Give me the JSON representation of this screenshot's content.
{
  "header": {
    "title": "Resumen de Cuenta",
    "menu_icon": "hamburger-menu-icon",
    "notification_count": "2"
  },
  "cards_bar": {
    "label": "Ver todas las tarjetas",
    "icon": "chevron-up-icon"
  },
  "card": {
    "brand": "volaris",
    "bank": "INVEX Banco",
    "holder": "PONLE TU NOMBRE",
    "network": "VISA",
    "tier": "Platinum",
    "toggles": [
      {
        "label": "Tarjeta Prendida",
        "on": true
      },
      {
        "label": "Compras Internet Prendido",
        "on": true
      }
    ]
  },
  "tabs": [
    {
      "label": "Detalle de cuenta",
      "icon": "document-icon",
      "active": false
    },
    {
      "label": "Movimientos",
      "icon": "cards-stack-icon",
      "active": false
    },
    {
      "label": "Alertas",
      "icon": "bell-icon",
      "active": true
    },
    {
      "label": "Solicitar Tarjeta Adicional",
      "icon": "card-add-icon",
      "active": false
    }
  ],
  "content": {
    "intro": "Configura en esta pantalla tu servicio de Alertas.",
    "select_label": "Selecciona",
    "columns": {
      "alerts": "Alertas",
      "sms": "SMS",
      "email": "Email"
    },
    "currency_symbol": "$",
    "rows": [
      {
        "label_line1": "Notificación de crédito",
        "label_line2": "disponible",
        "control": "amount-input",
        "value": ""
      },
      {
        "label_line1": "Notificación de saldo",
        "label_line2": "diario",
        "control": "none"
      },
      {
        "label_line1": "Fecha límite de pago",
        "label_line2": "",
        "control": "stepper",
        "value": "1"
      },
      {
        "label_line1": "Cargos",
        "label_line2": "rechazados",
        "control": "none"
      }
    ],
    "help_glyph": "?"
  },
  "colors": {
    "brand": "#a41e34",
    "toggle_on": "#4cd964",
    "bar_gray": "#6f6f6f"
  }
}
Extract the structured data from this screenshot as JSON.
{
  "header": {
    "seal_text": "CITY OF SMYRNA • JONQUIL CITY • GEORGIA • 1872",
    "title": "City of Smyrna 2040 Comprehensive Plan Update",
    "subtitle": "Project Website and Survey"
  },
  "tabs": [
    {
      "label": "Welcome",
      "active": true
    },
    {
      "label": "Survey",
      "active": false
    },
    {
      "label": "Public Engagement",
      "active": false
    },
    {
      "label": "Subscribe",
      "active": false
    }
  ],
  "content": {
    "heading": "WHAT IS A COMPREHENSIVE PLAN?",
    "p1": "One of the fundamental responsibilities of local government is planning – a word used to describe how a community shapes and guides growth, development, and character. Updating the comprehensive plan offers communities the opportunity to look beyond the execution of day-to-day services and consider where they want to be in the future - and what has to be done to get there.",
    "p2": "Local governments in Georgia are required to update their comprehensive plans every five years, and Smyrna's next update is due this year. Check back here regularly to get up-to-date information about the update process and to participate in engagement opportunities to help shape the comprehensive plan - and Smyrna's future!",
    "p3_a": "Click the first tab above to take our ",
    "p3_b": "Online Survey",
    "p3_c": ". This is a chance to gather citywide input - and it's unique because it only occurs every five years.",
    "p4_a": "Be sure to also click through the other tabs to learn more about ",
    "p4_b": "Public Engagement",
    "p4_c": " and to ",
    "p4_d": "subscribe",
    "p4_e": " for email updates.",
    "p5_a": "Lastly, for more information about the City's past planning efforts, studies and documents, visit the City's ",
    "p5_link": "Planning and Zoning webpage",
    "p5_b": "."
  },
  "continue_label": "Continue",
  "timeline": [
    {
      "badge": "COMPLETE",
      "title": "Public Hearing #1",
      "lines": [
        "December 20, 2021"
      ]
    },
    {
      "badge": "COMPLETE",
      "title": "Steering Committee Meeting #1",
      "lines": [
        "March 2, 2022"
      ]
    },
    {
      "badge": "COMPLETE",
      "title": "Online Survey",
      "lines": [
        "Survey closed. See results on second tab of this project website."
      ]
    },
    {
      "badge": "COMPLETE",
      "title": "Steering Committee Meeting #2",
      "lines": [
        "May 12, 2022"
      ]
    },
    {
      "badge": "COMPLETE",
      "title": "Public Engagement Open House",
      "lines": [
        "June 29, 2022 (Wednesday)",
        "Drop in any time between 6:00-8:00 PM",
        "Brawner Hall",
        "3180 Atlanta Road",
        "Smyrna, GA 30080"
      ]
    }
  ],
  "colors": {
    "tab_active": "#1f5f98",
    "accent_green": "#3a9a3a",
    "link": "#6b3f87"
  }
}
§ §
• [Exercise goal]: Repeat the whole listing exactly, keeping every line intact.

• [Full output]:
Give me the JSON representation of this screenshot's content.
{
  "header": {
    "title": "Resumen de Cuenta",
    "menu_icon": "hamburger-menu-icon",
    "notification_count": "2"
  },
  "cards_bar": {
    "label": "Ver todas las tarjetas",
    "icon": "chevron-up-icon"
  },
  "card": {
    "brand": "volaris",
    "bank": "INVEX Banco",
    "holder": "PONLE TU NOMBRE",
    "network": "VISA",
    "tier": "Platinum",
    "toggles": [
      {
        "label": "Tarjeta Prendida",
        "on": true
      },
      {
        "label": "Compras Internet Prendido",
        "on": true
      }
    ]
  },
  "tabs": [
    {
      "label": "Detalle de cuenta",
      "icon": "document-icon",
      "active": false
    },
    {
      "label": "Movimientos",
      "icon": "cards-stack-icon",
      "active": false
    },
    {
      "label": "Alertas",
      "icon": "bell-icon",
      "active": true
    },
    {
      "label": "Solicitar Tarjeta Adicional",
      "icon": "card-add-icon",
      "active": false
    }
  ],
  "content": {
    "intro": "Configura en esta pantalla tu servicio de Alertas.",
    "select_label": "Selecciona",
    "columns": {
      "alerts": "Alertas",
      "sms": "SMS",
      "email": "Email"
    },
    "currency_symbol": "$",
    "rows": [
      {
        "label_line1": "Notificación de crédito",
        "label_line2": "disponible",
        "control": "amount-input",
        "value": ""
      },
      {
        "label_line1": "Notificación de saldo",
        "label_line2": "diario",
        "control": "none"
      },
      {
        "label_line1": "Fecha límite de pago",
        "label_line2": "",
        "control": "stepper",
        "value": "1"
      },
      {
        "label_line1": "Cargos",
        "label_line2": "rechazados",
        "control": "none"
      }
    ],
    "help_glyph": "?"
  },
  "colors": {
    "brand": "#a41e34",
    "toggle_on": "#4cd964",
    "bar_gray": "#6f6f6f"
  }
}
Extract the structured data from this screenshot as JSON.
{
  "header": {
    "seal_text": "CITY OF SMYRNA • JONQUIL CITY • GEORGIA • 1872",
    "title": "City of Smyrna 2040 Comprehensive Plan Update",
    "subtitle": "Project Website and Survey"
  },
  "tabs": [
    {
      "label": "Welcome",
      "active": true
    },
    {
      "label": "Survey",
      "active": false
    },
    {
      "label": "Public Engagement",
      "active": false
    },
    {
      "label": "Subscribe",
      "active": false
    }
  ],
  "content": {
    "heading": "WHAT IS A COMPREHENSIVE PLAN?",
    "p1": "One of the fundamental responsibilities of local government is planning – a word used to describe how a community shapes and guides growth, development, and character. Updating the comprehensive plan offers communities the opportunity to look beyond the execution of day-to-day services and consider where they want to be in the future - and what has to be done to get there.",
    "p2": "Local governments in Georgia are required to update their comprehensive plans every five years, and Smyrna's next update is due this year. Check back here regularly to get up-to-date information about the update process and to participate in engagement opportunities to help shape the comprehensive plan - and Smyrna's future!",
    "p3_a": "Click the first tab above to take our ",
    "p3_b": "Online Survey",
    "p3_c": ". This is a chance to gather citywide input - and it's unique because it only occurs every five years.",
    "p4_a": "Be sure to also click through the other tabs to learn more about ",
    "p4_b": "Public Engagement",
    "p4_c": " and to ",
    "p4_d": "subscribe",
    "p4_e": " for email updates.",
    "p5_a": "Lastly, for more information about the City's past planning efforts, studies and documents, visit the City's ",
    "p5_link": "Planning and Zoning webpage",
    "p5_b": "."
  },
  "continue_label": "Continue",
  "timeline": [
    {
      "badge": "COMPLETE",
      "title": "Public Hearing #1",
      "lines": [
        "December 20, 2021"
      ]
    },
    {
      "badge": "COMPLETE",
      "title": "Steering Committee Meeting #1",
      "lines": [
        "March 2, 2022"
      ]
    },
    {
      "badge": "COMPLETE",
      "title": "Online Survey",
      "lines": [
        "Survey closed. See results on second tab of this project website."
      ]
    },
    {
      "badge": "COMPLETE",
      "title": "Steering Committee Meeting #2",
      "lines": [
        "May 12, 2022"
      ]
    },
    {
      "badge": "COMPLETE",
      "title": "Public Engagement Open House",
      "lines": [
        "June 29, 2022 (Wednesday)",
        "Drop in any time between 6:00-8:00 PM",
        "Brawner Hall",
        "3180 Atlanta Road",
        "Smyrna, GA 30080"
      ]
    }
  ],
  "colors": {
    "tab_active": "#1f5f98",
    "accent_green": "#3a9a3a",
    "link": "#6b3f87"
  }
}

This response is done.